* Goal
Copy each line of the entries that contains the word "cash".

* Data shown
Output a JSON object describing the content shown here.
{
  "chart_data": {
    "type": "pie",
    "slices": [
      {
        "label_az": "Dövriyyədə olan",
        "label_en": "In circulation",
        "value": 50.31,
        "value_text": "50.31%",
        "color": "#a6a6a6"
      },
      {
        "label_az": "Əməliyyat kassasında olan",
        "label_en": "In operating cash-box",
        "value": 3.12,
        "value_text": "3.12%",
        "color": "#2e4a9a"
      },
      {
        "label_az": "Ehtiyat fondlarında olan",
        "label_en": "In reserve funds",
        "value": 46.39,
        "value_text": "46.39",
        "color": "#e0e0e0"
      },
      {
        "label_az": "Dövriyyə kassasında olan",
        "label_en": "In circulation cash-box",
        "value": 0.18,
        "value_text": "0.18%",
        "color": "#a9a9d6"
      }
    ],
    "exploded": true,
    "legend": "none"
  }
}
* * *
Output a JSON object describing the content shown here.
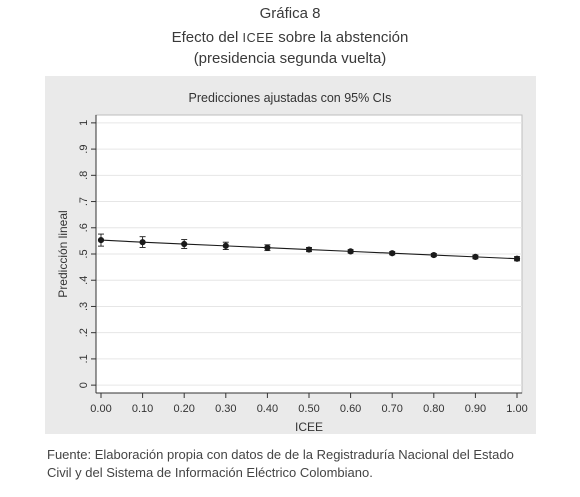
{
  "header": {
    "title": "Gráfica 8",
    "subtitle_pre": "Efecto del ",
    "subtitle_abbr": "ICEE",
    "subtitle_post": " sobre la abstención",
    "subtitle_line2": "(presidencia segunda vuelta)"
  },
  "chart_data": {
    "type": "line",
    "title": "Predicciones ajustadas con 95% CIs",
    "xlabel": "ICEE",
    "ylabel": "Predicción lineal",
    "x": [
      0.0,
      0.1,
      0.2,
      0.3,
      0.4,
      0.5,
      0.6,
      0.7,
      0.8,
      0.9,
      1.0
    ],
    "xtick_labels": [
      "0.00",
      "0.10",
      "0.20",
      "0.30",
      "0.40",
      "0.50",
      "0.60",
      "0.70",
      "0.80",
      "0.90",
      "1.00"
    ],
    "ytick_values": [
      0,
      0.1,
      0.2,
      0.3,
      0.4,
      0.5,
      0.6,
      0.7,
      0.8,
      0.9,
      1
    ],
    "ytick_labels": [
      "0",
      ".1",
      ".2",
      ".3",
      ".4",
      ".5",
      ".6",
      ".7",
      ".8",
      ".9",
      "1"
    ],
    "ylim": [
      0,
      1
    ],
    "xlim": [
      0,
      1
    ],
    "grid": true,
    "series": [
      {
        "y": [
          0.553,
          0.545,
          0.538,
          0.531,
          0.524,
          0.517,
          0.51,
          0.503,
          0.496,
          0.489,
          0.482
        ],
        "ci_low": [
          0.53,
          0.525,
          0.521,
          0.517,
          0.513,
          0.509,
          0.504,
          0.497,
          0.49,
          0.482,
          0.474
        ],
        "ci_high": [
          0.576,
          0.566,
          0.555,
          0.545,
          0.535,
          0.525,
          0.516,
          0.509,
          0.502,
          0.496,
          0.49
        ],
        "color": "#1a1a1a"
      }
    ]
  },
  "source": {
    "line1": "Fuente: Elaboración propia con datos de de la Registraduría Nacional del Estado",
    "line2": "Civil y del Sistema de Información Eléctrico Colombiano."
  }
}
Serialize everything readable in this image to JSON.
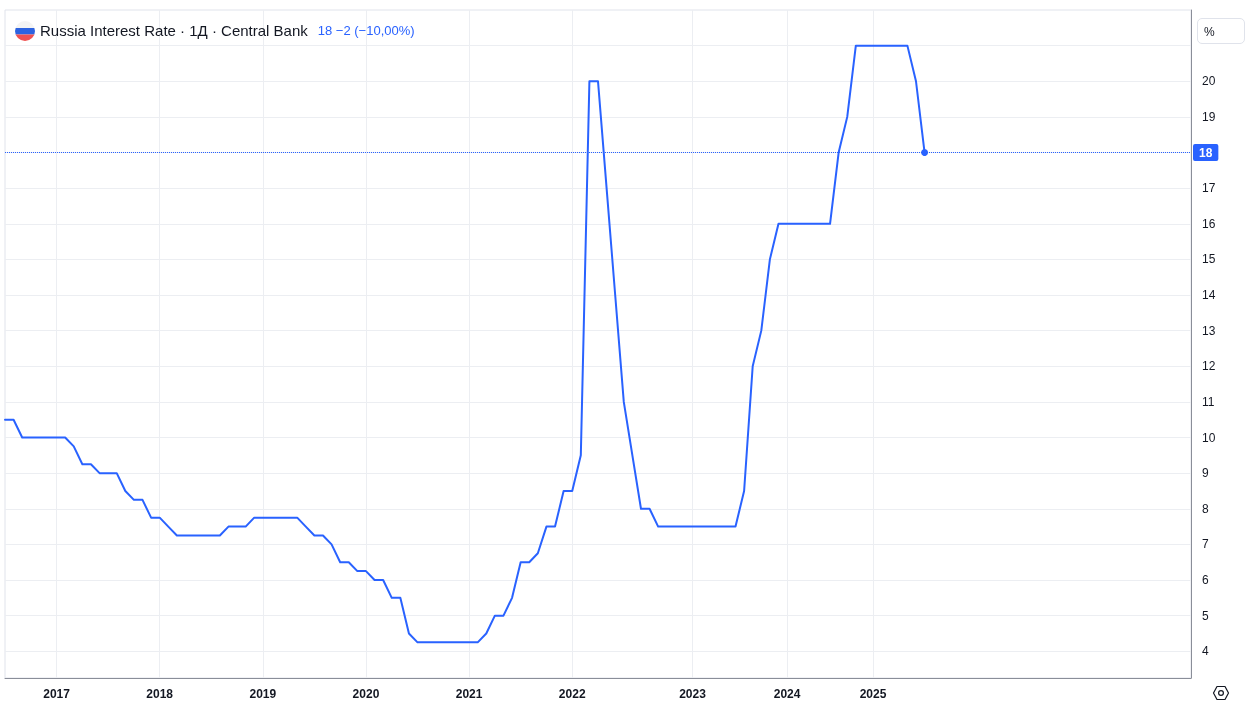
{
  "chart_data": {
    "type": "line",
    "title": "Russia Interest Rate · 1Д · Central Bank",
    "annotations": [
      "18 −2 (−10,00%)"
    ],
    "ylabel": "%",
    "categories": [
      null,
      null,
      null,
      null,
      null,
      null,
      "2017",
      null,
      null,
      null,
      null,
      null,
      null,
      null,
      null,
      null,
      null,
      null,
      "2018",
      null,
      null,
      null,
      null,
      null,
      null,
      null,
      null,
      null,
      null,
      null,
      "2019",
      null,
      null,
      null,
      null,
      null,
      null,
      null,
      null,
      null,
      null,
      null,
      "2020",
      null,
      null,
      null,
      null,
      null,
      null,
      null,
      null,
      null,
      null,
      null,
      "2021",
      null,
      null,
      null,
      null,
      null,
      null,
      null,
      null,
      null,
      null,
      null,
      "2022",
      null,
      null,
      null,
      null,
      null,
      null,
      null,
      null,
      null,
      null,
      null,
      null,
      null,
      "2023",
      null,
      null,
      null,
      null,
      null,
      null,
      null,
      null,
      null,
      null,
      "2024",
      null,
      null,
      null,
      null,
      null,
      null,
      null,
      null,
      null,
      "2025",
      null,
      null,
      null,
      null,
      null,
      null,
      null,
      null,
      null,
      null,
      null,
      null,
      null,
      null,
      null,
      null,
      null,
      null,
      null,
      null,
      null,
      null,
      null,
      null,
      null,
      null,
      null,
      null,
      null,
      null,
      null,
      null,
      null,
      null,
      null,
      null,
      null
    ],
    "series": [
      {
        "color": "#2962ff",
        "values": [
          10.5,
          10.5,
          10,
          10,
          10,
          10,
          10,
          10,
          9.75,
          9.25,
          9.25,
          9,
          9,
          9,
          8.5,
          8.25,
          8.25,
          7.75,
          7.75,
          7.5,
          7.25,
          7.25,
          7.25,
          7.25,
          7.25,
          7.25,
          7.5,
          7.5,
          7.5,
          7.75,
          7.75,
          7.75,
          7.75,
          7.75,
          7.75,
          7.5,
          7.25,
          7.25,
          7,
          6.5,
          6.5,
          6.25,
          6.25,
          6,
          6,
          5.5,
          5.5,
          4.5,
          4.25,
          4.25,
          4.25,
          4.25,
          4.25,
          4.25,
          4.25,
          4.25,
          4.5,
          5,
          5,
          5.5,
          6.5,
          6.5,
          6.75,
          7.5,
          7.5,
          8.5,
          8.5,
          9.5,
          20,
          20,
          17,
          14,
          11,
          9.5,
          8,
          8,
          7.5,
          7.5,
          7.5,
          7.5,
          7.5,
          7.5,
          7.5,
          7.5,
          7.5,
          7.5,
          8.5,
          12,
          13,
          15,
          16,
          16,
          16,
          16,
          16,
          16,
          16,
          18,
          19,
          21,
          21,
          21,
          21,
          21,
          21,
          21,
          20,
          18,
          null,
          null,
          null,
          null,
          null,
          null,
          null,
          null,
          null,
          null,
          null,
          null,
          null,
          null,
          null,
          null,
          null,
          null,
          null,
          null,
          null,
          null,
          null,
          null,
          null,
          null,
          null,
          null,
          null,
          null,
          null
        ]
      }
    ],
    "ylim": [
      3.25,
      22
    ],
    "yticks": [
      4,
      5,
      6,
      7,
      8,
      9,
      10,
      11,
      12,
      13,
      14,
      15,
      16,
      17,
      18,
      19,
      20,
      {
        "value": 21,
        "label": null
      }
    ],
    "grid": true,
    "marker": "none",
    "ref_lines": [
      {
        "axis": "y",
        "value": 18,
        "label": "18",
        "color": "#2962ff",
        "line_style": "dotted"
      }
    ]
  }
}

* Expected answer
        "label_en": "In operating cash-box",
        "label_en": "In circulation cash-box",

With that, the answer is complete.